-- START OF Source records --
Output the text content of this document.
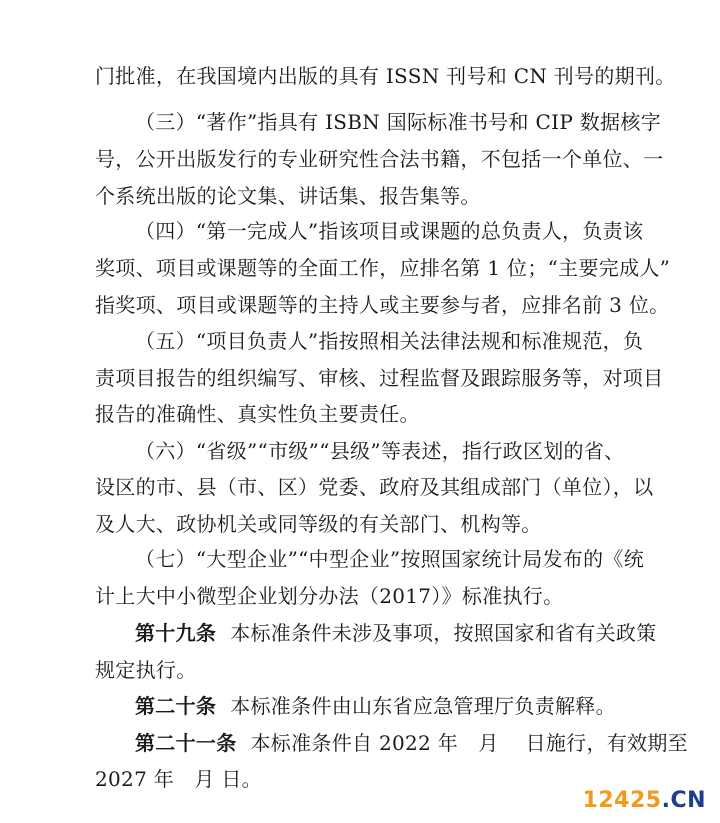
门批准，在我国境内出版的具有 ISSN 刊号和 CN 刊号的期刊。
（三）“著作”指具有 ISBN 国际标准书号和 CIP 数据核字
号，公开出版发行的专业研究性合法书籍，不包括一个单位、一
个系统出版的论文集、讲话集、报告集等。
（四）“第一完成人”指该项目或课题的总负责人，负责该
奖项、项目或课题等的全面工作，应排名第 1 位；“主要完成人”
指奖项、项目或课题等的主持人或主要参与者，应排名前 3 位。
（五）“项目负责人”指按照相关法律法规和标准规范，负
责项目报告的组织编写、审核、过程监督及跟踪服务等，对项目
报告的准确性、真实性负主要责任。
（六）“省级”“市级”“县级”等表述，指行政区划的省、
设区的市、县（市、区）党委、政府及其组成部门（单位），以
及人大、政协机关或同等级的有关部门、机构等。
（七）“大型企业”“中型企业”按照国家统计局发布的《统
计上大中小微型企业划分办法（2017）》标准执行。
第十九条 本标准条件未涉及事项，按照国家和省有关政策
规定执行。
第二十条 本标准条件由山东省应急管理厅负责解释。
第二十一条 本标准条件自 2022 年　月　 日施行，有效期至
2027 年　月 日。
12425.CN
-- END OF Source records --
Retype the records exactly. Any image in them should not appear in what you write.

→ **Response to this task**
Output the text content of this document.
门批准，在我国境内出版的具有 ISSN 刊号和 CN 刊号的期刊。
（三）“著作”指具有 ISBN 国际标准书号和 CIP 数据核字
号，公开出版发行的专业研究性合法书籍，不包括一个单位、一
个系统出版的论文集、讲话集、报告集等。
（四）“第一完成人”指该项目或课题的总负责人，负责该
奖项、项目或课题等的全面工作，应排名第 1 位；“主要完成人”
指奖项、项目或课题等的主持人或主要参与者，应排名前 3 位。
（五）“项目负责人”指按照相关法律法规和标准规范，负
责项目报告的组织编写、审核、过程监督及跟踪服务等，对项目
报告的准确性、真实性负主要责任。
（六）“省级”“市级”“县级”等表述，指行政区划的省、
设区的市、县（市、区）党委、政府及其组成部门（单位），以
及人大、政协机关或同等级的有关部门、机构等。
（七）“大型企业”“中型企业”按照国家统计局发布的《统
计上大中小微型企业划分办法（2017）》标准执行。
第十九条 本标准条件未涉及事项，按照国家和省有关政策
规定执行。
第二十条 本标准条件由山东省应急管理厅负责解释。
第二十一条 本标准条件自 2022 年　月　 日施行，有效期至
2027 年　月 日。
12425.CN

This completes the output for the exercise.